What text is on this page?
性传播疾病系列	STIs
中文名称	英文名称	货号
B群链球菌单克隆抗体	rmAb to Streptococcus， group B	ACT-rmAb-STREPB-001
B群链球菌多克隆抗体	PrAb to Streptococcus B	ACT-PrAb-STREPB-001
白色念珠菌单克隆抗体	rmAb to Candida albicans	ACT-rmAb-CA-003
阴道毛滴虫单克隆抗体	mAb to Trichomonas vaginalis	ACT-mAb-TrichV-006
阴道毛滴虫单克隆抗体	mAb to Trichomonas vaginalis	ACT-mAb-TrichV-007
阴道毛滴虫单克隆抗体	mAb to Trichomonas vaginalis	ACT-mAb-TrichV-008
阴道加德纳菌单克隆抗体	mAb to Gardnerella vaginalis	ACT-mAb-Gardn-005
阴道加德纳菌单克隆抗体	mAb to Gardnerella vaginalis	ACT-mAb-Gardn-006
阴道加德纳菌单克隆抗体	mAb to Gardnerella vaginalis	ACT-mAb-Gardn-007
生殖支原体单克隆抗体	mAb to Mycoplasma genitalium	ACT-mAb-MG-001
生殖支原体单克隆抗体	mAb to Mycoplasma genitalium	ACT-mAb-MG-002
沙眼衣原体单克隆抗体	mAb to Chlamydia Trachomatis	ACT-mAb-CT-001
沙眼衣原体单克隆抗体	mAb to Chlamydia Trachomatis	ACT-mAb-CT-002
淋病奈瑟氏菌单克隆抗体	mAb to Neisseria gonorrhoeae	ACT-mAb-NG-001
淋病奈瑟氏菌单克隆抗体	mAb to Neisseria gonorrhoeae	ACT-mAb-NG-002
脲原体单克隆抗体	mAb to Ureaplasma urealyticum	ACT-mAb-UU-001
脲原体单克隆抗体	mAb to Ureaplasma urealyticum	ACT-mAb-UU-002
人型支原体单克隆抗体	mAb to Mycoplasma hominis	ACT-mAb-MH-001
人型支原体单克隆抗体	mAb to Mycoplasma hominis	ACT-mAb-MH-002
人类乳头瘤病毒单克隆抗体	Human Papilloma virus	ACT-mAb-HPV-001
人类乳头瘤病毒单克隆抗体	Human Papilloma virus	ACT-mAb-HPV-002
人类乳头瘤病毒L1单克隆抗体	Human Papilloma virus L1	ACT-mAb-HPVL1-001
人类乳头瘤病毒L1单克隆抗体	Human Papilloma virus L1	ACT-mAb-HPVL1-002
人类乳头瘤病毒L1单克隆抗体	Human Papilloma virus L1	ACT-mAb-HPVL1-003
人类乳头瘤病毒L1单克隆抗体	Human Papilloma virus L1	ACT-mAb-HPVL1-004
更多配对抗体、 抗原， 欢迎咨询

§ Exercise prompt:
Search the listing above for the string "Papilloma". Copy every line that contains it.

§ Solved exercise:
人类乳头瘤病毒单克隆抗体	Human Papilloma virus	ACT-mAb-HPV-001
人类乳头瘤病毒单克隆抗体	Human Papilloma virus	ACT-mAb-HPV-002
人类乳头瘤病毒L1单克隆抗体	Human Papilloma virus L1	ACT-mAb-HPVL1-001
人类乳头瘤病毒L1单克隆抗体	Human Papilloma virus L1	ACT-mAb-HPVL1-002
人类乳头瘤病毒L1单克隆抗体	Human Papilloma virus L1	ACT-mAb-HPVL1-003
人类乳头瘤病毒L1单克隆抗体	Human Papilloma virus L1	ACT-mAb-HPVL1-004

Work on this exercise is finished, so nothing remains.